Reproduce each line bearing the word "Programming".

───── Data excerpts

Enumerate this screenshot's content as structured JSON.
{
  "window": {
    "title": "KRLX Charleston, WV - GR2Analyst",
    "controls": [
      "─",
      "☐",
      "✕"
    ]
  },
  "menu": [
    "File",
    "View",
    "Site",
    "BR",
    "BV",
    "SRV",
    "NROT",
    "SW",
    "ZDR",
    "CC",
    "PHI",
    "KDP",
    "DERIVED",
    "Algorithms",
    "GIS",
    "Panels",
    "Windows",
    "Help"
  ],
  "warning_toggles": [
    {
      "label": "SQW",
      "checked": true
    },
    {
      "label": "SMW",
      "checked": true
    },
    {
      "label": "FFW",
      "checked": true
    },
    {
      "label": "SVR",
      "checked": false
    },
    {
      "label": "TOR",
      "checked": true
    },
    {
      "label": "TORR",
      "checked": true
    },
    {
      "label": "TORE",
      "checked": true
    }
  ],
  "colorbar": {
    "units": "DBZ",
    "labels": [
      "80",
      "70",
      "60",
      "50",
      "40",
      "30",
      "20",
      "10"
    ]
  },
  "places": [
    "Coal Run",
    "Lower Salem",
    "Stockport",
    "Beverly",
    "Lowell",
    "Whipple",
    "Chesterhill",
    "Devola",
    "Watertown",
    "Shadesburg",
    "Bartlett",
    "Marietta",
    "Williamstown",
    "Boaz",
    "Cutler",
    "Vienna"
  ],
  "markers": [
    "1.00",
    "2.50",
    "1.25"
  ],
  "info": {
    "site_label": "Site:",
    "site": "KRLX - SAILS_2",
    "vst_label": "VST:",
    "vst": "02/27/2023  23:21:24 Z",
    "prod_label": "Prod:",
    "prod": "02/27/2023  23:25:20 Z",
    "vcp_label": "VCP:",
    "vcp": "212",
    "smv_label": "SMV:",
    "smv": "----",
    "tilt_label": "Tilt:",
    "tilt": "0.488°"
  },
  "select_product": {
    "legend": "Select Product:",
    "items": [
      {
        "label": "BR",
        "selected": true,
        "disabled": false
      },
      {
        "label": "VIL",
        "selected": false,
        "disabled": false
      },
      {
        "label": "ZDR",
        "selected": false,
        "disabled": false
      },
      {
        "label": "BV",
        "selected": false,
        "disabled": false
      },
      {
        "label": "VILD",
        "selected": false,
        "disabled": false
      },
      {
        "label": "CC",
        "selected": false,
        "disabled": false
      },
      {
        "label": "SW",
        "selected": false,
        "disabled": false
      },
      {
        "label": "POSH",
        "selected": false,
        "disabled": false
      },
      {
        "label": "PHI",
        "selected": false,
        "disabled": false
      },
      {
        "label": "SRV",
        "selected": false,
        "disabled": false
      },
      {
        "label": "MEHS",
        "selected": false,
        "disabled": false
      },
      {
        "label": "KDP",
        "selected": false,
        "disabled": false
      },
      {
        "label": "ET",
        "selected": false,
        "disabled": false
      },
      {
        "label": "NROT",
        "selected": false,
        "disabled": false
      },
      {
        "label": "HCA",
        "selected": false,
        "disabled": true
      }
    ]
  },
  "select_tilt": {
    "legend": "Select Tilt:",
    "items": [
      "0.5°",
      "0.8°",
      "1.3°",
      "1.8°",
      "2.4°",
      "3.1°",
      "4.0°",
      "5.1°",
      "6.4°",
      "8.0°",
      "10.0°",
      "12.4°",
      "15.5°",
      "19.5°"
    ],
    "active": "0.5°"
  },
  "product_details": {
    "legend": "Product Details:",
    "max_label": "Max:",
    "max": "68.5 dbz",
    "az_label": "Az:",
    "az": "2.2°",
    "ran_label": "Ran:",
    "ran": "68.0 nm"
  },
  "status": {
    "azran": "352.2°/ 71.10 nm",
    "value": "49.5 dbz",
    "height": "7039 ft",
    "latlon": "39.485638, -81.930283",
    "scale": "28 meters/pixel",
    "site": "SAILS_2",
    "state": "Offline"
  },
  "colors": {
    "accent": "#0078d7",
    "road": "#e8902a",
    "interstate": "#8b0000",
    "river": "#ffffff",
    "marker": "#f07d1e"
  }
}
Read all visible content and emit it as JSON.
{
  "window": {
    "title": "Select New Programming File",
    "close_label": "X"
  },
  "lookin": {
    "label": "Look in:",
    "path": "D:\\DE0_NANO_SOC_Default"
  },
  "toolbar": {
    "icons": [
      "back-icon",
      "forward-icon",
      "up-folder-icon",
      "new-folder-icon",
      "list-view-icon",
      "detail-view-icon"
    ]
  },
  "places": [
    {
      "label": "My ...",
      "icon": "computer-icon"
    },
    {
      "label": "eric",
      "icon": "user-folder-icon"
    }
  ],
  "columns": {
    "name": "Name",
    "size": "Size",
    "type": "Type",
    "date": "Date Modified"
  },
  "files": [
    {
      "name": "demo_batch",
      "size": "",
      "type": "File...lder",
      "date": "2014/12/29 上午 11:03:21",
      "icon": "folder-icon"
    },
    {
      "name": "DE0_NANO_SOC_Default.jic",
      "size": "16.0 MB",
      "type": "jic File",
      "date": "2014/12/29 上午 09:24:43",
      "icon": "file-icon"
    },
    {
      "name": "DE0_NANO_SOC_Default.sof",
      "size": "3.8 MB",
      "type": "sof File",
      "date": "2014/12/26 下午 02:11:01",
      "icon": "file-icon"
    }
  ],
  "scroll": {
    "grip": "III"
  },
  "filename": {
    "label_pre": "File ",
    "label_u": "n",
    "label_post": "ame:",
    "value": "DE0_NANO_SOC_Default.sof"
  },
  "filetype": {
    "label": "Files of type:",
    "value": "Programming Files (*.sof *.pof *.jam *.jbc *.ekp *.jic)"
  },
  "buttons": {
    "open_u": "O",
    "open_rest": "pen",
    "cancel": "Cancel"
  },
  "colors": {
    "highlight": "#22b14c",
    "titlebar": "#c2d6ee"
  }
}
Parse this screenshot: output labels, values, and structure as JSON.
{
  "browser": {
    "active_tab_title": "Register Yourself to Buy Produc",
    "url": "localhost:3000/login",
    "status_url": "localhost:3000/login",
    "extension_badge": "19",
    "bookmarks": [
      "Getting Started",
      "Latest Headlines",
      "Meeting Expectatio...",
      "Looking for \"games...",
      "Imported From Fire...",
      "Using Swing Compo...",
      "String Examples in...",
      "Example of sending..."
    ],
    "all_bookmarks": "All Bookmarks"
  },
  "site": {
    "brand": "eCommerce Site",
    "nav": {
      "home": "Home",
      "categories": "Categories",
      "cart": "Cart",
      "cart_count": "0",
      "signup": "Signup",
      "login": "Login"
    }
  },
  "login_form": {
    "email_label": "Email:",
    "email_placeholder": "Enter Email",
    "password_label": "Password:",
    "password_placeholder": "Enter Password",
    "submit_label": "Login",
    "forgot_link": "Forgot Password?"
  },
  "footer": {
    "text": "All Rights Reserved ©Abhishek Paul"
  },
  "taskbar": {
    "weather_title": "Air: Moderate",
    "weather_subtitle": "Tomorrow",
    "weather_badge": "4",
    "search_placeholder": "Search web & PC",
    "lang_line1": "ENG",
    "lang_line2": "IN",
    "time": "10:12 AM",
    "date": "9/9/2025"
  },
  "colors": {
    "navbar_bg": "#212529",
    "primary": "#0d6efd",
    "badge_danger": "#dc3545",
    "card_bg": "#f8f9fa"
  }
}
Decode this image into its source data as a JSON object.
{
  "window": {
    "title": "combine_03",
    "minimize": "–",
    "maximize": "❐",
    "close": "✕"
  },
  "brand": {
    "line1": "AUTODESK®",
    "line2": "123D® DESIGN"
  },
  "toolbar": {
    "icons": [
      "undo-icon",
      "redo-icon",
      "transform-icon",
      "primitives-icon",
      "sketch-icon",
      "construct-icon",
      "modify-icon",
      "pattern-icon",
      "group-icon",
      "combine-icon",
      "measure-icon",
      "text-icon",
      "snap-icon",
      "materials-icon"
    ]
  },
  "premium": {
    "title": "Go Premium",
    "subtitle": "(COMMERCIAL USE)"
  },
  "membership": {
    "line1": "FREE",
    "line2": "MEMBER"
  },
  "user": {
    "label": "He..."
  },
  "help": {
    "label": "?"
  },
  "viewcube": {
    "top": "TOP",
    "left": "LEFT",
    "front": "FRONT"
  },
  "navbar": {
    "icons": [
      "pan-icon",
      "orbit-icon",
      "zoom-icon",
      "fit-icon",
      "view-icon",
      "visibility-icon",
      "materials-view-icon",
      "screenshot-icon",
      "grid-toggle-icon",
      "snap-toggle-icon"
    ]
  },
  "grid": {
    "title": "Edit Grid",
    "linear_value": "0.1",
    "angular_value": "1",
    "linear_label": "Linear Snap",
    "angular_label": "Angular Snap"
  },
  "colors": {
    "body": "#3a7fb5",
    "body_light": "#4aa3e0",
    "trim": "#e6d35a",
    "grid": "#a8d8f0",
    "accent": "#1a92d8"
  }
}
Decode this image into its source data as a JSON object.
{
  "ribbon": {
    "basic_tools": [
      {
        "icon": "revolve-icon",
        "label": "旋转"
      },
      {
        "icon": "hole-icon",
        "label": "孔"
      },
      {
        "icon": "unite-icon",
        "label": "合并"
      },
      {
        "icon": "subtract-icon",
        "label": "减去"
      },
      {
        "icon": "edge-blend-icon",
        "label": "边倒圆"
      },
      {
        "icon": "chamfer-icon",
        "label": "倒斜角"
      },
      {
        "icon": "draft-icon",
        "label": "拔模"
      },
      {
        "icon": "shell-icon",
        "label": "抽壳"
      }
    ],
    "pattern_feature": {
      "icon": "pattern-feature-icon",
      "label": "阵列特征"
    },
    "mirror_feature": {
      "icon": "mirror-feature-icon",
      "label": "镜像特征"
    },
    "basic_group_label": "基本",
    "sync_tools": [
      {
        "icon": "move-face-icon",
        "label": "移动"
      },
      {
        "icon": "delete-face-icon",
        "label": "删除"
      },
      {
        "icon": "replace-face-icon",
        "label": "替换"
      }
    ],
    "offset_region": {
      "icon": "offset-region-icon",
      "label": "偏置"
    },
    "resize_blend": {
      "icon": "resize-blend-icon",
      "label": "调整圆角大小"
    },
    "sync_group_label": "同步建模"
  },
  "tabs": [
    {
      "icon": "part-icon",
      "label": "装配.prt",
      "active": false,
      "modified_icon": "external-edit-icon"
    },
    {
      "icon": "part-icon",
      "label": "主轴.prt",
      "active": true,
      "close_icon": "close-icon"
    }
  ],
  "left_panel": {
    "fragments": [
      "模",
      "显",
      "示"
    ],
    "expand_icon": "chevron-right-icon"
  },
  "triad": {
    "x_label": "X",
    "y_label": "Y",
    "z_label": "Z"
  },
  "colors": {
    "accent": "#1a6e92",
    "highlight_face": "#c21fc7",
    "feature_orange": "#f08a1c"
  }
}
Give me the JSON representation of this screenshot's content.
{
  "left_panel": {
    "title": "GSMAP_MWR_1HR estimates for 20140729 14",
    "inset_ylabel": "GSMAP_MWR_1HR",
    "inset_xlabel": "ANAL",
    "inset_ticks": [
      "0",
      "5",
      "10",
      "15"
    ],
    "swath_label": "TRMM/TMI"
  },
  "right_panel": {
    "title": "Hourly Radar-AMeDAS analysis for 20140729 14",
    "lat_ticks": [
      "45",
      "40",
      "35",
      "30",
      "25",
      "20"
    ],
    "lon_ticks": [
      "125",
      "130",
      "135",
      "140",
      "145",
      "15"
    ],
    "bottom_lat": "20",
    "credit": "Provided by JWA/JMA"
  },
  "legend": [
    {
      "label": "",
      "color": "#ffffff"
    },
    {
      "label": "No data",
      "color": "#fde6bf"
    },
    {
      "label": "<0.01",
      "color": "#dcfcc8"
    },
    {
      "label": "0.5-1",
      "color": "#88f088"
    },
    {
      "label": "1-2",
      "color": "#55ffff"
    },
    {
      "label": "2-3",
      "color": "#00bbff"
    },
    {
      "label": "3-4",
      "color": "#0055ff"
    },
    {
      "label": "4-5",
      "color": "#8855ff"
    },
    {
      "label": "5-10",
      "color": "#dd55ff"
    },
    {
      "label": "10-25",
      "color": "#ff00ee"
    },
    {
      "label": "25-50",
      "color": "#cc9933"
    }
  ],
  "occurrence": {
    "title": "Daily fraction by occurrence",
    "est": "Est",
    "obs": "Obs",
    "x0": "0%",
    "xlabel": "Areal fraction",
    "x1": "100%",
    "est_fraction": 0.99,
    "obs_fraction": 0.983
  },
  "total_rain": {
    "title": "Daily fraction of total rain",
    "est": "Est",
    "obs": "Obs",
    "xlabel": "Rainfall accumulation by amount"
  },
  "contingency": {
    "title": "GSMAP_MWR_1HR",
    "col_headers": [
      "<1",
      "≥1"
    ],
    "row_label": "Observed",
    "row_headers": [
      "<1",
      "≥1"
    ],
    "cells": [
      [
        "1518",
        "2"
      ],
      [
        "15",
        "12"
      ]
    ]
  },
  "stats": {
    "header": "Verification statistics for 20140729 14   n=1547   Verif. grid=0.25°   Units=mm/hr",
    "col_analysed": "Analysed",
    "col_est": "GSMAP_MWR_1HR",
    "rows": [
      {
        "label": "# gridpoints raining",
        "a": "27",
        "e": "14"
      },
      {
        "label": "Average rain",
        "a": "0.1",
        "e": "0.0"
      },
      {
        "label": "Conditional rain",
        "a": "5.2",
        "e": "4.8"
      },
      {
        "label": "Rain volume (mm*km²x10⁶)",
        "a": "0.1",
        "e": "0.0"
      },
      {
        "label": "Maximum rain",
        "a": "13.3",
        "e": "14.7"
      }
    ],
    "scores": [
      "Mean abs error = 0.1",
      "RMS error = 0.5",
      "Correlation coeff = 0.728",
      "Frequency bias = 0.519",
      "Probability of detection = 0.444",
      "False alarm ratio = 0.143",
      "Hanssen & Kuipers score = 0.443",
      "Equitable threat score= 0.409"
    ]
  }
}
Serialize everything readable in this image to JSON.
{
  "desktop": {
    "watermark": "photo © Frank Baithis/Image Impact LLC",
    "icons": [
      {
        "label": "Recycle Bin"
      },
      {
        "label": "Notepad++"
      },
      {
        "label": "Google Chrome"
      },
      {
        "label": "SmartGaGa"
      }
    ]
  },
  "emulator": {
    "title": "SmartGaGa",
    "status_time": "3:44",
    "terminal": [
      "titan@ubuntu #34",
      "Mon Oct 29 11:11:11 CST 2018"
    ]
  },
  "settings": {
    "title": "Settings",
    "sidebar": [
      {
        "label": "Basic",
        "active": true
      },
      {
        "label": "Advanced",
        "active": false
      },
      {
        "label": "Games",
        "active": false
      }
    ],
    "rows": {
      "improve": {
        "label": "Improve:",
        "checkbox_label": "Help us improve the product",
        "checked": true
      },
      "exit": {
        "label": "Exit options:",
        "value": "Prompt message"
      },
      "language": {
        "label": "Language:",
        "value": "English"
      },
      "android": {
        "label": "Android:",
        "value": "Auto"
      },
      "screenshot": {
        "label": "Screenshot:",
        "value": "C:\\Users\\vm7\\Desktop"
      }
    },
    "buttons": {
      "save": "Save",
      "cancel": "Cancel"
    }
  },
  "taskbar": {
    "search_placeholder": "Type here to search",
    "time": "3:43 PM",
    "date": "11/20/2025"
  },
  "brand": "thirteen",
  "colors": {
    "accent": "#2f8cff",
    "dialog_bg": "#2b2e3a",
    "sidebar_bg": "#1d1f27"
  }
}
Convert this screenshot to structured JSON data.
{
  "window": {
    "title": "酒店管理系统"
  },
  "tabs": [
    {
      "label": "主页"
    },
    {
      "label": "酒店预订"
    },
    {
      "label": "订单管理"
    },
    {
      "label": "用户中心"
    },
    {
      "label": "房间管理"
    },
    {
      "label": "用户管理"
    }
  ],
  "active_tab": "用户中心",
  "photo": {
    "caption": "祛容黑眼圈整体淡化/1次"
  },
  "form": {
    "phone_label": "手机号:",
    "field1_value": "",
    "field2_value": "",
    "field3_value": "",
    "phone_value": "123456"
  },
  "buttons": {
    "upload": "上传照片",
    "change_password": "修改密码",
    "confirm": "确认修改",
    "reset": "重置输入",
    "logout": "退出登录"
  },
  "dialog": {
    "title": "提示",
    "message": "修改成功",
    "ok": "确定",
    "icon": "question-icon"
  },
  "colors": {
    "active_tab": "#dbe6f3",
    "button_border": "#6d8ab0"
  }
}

──────────

## [Finished task]
    "title": "Select New Programming File",
    "value": "Programming Files (*.sof *.pof *.jam *.jbc *.ekp *.jic)"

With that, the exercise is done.